_DIRECTIONS_. Print the complete set of entries exactly.

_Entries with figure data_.

++++++++++++++++++++

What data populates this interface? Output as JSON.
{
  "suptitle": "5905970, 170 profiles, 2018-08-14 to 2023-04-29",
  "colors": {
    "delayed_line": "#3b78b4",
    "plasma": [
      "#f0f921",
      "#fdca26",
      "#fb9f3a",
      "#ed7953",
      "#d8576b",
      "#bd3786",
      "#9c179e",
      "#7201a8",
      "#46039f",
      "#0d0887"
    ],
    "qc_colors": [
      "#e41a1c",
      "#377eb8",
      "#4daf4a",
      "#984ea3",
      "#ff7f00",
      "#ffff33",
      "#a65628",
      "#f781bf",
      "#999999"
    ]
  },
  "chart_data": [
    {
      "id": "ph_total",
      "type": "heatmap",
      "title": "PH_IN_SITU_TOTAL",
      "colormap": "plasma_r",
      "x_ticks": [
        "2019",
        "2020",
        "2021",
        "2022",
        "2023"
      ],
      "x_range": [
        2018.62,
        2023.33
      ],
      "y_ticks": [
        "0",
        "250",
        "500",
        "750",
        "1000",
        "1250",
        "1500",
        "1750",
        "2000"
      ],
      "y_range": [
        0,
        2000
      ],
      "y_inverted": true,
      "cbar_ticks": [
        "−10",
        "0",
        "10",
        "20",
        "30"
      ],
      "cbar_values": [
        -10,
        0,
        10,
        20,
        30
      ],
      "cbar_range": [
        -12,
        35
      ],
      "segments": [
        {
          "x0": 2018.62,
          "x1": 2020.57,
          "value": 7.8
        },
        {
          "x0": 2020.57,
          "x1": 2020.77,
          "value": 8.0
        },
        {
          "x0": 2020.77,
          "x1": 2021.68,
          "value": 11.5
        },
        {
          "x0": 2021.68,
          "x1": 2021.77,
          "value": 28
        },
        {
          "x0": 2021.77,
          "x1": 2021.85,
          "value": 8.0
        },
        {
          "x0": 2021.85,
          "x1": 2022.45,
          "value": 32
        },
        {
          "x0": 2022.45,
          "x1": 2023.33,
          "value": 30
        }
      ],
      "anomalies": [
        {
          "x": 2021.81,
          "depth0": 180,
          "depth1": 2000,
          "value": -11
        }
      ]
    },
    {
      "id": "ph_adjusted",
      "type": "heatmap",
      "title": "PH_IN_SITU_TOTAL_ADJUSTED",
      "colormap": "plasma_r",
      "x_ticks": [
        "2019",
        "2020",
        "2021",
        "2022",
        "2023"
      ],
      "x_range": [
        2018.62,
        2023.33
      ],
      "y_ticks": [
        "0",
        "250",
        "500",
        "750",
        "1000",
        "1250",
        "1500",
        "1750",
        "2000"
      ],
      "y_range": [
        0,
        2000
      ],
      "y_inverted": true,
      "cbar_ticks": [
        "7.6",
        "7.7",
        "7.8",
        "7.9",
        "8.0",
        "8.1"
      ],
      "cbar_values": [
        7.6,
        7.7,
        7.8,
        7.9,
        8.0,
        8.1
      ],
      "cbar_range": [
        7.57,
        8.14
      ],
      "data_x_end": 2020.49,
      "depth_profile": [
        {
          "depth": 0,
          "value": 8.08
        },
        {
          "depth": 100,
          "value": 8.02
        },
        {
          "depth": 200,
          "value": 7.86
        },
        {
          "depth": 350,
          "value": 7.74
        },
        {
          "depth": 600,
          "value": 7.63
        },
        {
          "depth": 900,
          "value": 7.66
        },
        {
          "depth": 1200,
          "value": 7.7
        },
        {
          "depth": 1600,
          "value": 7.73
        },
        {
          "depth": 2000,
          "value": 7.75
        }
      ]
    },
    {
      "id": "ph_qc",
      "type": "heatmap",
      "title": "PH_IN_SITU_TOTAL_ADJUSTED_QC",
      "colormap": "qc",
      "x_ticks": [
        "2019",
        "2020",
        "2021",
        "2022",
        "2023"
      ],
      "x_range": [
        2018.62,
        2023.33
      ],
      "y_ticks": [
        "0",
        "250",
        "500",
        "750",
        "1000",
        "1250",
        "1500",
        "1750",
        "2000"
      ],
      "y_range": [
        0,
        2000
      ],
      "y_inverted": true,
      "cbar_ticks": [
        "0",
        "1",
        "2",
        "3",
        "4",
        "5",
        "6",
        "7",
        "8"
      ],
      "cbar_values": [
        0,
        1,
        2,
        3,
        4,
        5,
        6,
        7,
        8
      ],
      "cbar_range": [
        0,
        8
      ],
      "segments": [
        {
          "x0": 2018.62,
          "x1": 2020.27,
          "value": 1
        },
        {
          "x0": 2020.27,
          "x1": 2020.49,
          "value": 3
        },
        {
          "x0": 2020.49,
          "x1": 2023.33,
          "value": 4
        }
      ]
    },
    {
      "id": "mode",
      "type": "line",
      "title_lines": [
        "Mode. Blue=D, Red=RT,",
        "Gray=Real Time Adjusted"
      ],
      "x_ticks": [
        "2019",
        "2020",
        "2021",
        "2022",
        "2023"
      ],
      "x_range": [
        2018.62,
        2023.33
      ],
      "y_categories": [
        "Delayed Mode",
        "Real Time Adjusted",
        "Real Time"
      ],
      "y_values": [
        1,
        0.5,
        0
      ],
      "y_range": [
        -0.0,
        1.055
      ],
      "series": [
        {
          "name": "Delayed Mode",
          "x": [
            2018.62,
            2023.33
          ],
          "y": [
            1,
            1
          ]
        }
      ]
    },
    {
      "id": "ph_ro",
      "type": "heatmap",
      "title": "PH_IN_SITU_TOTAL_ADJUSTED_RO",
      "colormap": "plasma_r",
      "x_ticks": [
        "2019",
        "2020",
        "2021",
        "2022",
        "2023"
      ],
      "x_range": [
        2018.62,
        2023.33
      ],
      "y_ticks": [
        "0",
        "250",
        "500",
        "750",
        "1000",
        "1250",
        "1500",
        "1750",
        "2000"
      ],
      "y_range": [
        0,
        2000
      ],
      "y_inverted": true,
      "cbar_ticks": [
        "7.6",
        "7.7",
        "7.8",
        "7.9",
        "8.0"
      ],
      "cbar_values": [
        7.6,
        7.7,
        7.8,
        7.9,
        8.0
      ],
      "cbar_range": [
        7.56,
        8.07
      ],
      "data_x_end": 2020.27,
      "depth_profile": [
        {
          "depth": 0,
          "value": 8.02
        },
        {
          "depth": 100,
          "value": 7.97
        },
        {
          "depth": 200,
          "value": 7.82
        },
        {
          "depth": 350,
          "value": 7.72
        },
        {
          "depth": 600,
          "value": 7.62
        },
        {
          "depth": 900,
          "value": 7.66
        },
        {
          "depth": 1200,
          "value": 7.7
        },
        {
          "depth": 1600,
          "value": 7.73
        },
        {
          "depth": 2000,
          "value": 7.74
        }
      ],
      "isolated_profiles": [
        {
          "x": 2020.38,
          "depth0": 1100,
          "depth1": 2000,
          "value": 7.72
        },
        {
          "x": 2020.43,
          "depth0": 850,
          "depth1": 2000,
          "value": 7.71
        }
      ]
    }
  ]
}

++++++++++++++++++++

_WRITTEN ANSWER_.
What data populates this interface? Output as JSON.
{
  "suptitle": "5905970, 170 profiles, 2018-08-14 to 2023-04-29",
  "colors": {
    "delayed_line": "#3b78b4",
    "plasma": [
      "#f0f921",
      "#fdca26",
      "#fb9f3a",
      "#ed7953",
      "#d8576b",
      "#bd3786",
      "#9c179e",
      "#7201a8",
      "#46039f",
      "#0d0887"
    ],
    "qc_colors": [
      "#e41a1c",
      "#377eb8",
      "#4daf4a",
      "#984ea3",
      "#ff7f00",
      "#ffff33",
      "#a65628",
      "#f781bf",
      "#999999"
    ]
  },
  "chart_data": [
    {
      "id": "ph_total",
      "type": "heatmap",
      "title": "PH_IN_SITU_TOTAL",
      "colormap": "plasma_r",
      "x_ticks": [
        "2019",
        "2020",
        "2021",
        "2022",
        "2023"
      ],
      "x_range": [
        2018.62,
        2023.33
      ],
      "y_ticks": [
        "0",
        "250",
        "500",
        "750",
        "1000",
        "1250",
        "1500",
        "1750",
        "2000"
      ],
      "y_range": [
        0,
        2000
      ],
      "y_inverted": true,
      "cbar_ticks": [
        "−10",
        "0",
        "10",
        "20",
        "30"
      ],
      "cbar_values": [
        -10,
        0,
        10,
        20,
        30
      ],
      "cbar_range": [
        -12,
        35
      ],
      "segments": [
        {
          "x0": 2018.62,
          "x1": 2020.57,
          "value": 7.8
        },
        {
          "x0": 2020.57,
          "x1": 2020.77,
          "value": 8.0
        },
        {
          "x0": 2020.77,
          "x1": 2021.68,
          "value": 11.5
        },
        {
          "x0": 2021.68,
          "x1": 2021.77,
          "value": 28
        },
        {
          "x0": 2021.77,
          "x1": 2021.85,
          "value": 8.0
        },
        {
          "x0": 2021.85,
          "x1": 2022.45,
          "value": 32
        },
        {
          "x0": 2022.45,
          "x1": 2023.33,
          "value": 30
        }
      ],
      "anomalies": [
        {
          "x": 2021.81,
          "depth0": 180,
          "depth1": 2000,
          "value": -11
        }
      ]
    },
    {
      "id": "ph_adjusted",
      "type": "heatmap",
      "title": "PH_IN_SITU_TOTAL_ADJUSTED",
      "colormap": "plasma_r",
      "x_ticks": [
        "2019",
        "2020",
        "2021",
        "2022",
        "2023"
      ],
      "x_range": [
        2018.62,
        2023.33
      ],
      "y_ticks": [
        "0",
        "250",
        "500",
        "750",
        "1000",
        "1250",
        "1500",
        "1750",
        "2000"
      ],
      "y_range": [
        0,
        2000
      ],
      "y_inverted": true,
      "cbar_ticks": [
        "7.6",
        "7.7",
        "7.8",
        "7.9",
        "8.0",
        "8.1"
      ],
      "cbar_values": [
        7.6,
        7.7,
        7.8,
        7.9,
        8.0,
        8.1
      ],
      "cbar_range": [
        7.57,
        8.14
      ],
      "data_x_end": 2020.49,
      "depth_profile": [
        {
          "depth": 0,
          "value": 8.08
        },
        {
          "depth": 100,
          "value": 8.02
        },
        {
          "depth": 200,
          "value": 7.86
        },
        {
          "depth": 350,
          "value": 7.74
        },
        {
          "depth": 600,
          "value": 7.63
        },
        {
          "depth": 900,
          "value": 7.66
        },
        {
          "depth": 1200,
          "value": 7.7
        },
        {
          "depth": 1600,
          "value": 7.73
        },
        {
          "depth": 2000,
          "value": 7.75
        }
      ]
    },
    {
      "id": "ph_qc",
      "type": "heatmap",
      "title": "PH_IN_SITU_TOTAL_ADJUSTED_QC",
      "colormap": "qc",
      "x_ticks": [
        "2019",
        "2020",
        "2021",
        "2022",
        "2023"
      ],
      "x_range": [
        2018.62,
        2023.33
      ],
      "y_ticks": [
        "0",
        "250",
        "500",
        "750",
        "1000",
        "1250",
        "1500",
        "1750",
        "2000"
      ],
      "y_range": [
        0,
        2000
      ],
      "y_inverted": true,
      "cbar_ticks": [
        "0",
        "1",
        "2",
        "3",
        "4",
        "5",
        "6",
        "7",
        "8"
      ],
      "cbar_values": [
        0,
        1,
        2,
        3,
        4,
        5,
        6,
        7,
        8
      ],
      "cbar_range": [
        0,
        8
      ],
      "segments": [
        {
          "x0": 2018.62,
          "x1": 2020.27,
          "value": 1
        },
        {
          "x0": 2020.27,
          "x1": 2020.49,
          "value": 3
        },
        {
          "x0": 2020.49,
          "x1": 2023.33,
          "value": 4
        }
      ]
    },
    {
      "id": "mode",
      "type": "line",
      "title_lines": [
        "Mode. Blue=D, Red=RT,",
        "Gray=Real Time Adjusted"
      ],
      "x_ticks": [
        "2019",
        "2020",
        "2021",
        "2022",
        "2023"
      ],
      "x_range": [
        2018.62,
        2023.33
      ],
      "y_categories": [
        "Delayed Mode",
        "Real Time Adjusted",
        "Real Time"
      ],
      "y_values": [
        1,
        0.5,
        0
      ],
      "y_range": [
        -0.0,
        1.055
      ],
      "series": [
        {
          "name": "Delayed Mode",
          "x": [
            2018.62,
            2023.33
          ],
          "y": [
            1,
            1
          ]
        }
      ]
    },
    {
      "id": "ph_ro",
      "type": "heatmap",
      "title": "PH_IN_SITU_TOTAL_ADJUSTED_RO",
      "colormap": "plasma_r",
      "x_ticks": [
        "2019",
        "2020",
        "2021",
        "2022",
        "2023"
      ],
      "x_range": [
        2018.62,
        2023.33
      ],
      "y_ticks": [
        "0",
        "250",
        "500",
        "750",
        "1000",
        "1250",
        "1500",
        "1750",
        "2000"
      ],
      "y_range": [
        0,
        2000
      ],
      "y_inverted": true,
      "cbar_ticks": [
        "7.6",
        "7.7",
        "7.8",
        "7.9",
        "8.0"
      ],
      "cbar_values": [
        7.6,
        7.7,
        7.8,
        7.9,
        8.0
      ],
      "cbar_range": [
        7.56,
        8.07
      ],
      "data_x_end": 2020.27,
      "depth_profile": [
        {
          "depth": 0,
          "value": 8.02
        },
        {
          "depth": 100,
          "value": 7.97
        },
        {
          "depth": 200,
          "value": 7.82
        },
        {
          "depth": 350,
          "value": 7.72
        },
        {
          "depth": 600,
          "value": 7.62
        },
        {
          "depth": 900,
          "value": 7.66
        },
        {
          "depth": 1200,
          "value": 7.7
        },
        {
          "depth": 1600,
          "value": 7.73
        },
        {
          "depth": 2000,
          "value": 7.74
        }
      ],
      "isolated_profiles": [
        {
          "x": 2020.38,
          "depth0": 1100,
          "depth1": 2000,
          "value": 7.72
        },
        {
          "x": 2020.43,
          "depth0": 850,
          "depth1": 2000,
          "value": 7.71
        }
      ]
    }
  ]
}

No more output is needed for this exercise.